# Dataset items
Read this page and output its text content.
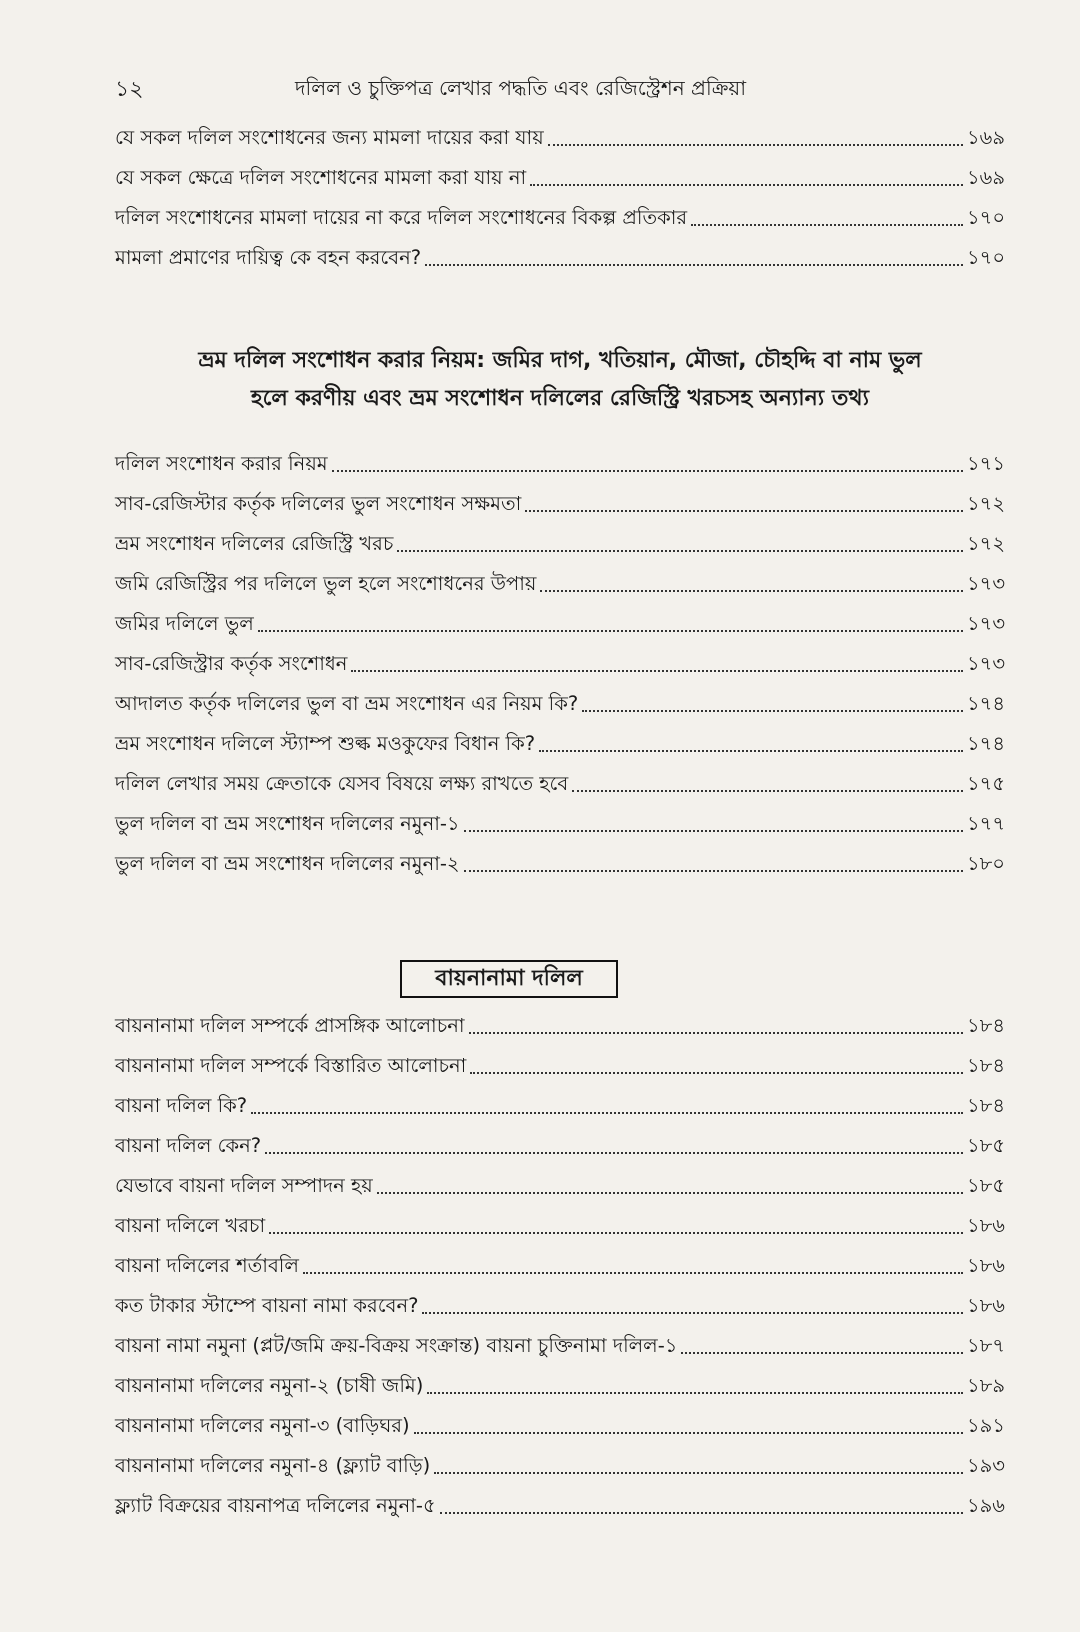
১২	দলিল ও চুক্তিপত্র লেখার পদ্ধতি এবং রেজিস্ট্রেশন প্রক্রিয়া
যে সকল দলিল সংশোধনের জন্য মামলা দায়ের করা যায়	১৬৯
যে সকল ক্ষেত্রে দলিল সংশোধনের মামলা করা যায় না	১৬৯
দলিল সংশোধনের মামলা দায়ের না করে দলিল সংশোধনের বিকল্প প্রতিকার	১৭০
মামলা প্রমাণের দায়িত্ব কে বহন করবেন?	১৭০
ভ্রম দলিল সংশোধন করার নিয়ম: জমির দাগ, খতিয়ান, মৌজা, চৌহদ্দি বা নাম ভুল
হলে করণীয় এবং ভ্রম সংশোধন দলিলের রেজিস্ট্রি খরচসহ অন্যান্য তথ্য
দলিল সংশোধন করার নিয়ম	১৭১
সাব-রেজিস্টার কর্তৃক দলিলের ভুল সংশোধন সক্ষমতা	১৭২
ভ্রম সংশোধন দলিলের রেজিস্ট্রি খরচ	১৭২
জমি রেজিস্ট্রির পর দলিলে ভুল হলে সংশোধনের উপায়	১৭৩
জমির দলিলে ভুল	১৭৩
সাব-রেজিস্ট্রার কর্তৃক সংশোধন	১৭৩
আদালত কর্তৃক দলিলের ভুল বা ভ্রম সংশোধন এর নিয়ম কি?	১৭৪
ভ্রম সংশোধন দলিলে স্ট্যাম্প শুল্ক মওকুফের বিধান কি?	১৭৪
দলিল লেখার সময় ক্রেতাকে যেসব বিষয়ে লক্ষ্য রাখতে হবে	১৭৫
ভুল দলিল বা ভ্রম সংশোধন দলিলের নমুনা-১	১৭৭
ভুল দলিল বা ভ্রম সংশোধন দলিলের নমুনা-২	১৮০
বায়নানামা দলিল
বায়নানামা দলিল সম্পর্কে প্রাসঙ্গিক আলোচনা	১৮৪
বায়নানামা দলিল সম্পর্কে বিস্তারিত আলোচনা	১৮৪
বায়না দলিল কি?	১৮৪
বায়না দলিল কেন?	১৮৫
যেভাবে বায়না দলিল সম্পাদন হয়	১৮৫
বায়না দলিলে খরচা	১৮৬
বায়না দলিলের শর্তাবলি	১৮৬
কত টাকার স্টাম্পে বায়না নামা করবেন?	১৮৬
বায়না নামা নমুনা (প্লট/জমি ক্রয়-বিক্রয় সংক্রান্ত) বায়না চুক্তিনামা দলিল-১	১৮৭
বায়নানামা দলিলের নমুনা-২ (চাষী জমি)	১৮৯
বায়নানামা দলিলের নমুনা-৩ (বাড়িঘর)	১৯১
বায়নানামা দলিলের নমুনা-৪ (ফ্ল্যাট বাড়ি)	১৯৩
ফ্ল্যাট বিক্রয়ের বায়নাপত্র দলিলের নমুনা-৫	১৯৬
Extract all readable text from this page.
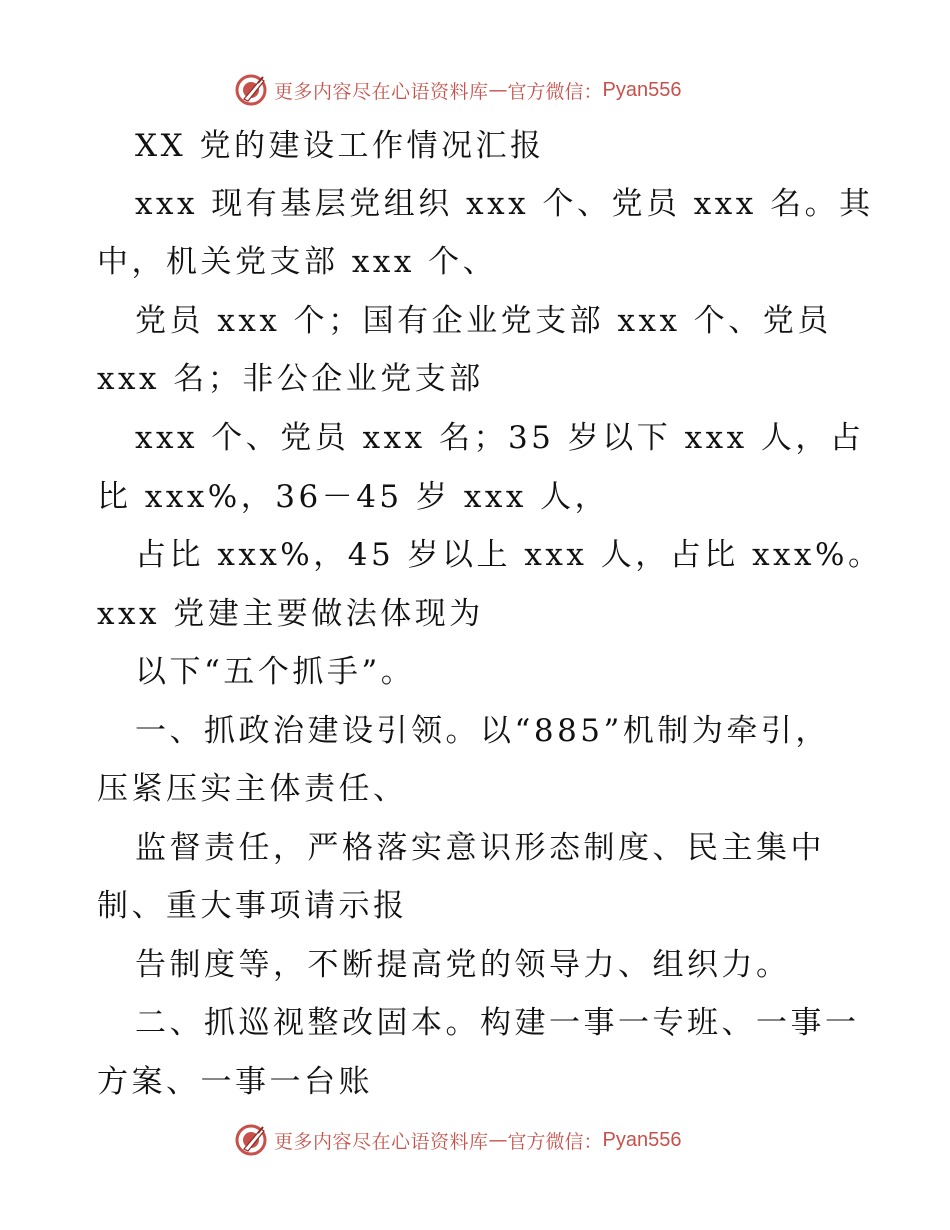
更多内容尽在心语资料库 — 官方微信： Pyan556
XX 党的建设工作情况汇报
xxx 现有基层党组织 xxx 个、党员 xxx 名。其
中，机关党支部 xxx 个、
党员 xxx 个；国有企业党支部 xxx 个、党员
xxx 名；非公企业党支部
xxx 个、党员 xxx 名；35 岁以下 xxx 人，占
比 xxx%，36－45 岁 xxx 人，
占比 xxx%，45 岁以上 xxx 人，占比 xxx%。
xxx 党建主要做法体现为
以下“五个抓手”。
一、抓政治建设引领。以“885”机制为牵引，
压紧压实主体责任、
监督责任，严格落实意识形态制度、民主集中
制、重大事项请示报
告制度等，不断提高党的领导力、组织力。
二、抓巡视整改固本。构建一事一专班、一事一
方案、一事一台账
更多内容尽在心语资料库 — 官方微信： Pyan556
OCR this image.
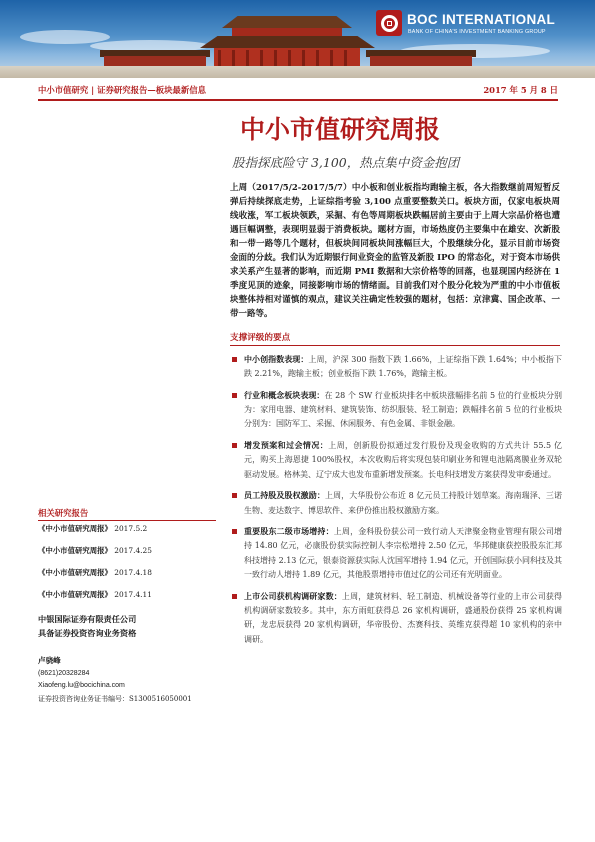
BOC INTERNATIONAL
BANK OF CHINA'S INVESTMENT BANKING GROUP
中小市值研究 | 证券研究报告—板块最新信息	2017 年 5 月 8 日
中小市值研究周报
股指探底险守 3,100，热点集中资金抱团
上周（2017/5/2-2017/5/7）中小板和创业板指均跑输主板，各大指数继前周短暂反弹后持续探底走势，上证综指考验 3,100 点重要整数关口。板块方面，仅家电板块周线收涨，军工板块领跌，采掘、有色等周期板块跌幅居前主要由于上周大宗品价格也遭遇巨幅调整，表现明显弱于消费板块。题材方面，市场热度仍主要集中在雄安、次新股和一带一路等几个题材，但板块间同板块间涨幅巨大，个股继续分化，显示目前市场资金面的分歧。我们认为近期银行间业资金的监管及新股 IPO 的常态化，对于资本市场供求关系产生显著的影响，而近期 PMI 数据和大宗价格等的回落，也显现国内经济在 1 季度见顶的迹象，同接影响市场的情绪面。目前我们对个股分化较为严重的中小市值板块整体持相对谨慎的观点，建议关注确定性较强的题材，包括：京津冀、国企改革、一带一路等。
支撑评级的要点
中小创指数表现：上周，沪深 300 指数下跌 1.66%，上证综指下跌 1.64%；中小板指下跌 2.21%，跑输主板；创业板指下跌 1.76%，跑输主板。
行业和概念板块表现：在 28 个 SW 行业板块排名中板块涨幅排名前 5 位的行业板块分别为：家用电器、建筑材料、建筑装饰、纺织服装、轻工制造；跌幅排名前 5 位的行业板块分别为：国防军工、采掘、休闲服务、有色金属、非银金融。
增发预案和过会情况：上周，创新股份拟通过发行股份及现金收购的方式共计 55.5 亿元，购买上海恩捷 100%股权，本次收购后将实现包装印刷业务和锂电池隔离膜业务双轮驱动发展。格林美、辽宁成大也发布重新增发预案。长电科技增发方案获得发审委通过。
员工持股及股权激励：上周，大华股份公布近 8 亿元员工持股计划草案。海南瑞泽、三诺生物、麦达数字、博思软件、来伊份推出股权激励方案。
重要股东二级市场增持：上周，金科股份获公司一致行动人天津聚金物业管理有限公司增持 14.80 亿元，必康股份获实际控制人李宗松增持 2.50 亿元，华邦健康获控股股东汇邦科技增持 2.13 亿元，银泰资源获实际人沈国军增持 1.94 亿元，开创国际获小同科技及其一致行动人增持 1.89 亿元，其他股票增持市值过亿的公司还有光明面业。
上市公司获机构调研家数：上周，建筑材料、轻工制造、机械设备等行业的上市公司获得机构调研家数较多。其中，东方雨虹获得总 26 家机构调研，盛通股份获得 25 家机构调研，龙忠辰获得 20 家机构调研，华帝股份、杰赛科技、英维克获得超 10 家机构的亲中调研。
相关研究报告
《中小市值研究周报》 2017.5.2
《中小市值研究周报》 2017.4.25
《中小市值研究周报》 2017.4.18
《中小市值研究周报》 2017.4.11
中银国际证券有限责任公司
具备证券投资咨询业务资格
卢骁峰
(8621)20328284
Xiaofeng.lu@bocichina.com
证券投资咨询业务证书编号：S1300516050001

# Problem
From the material above, copy each line that includes the word "page".

# Response
Read this page and output its text content.
Extract all readable text from this page.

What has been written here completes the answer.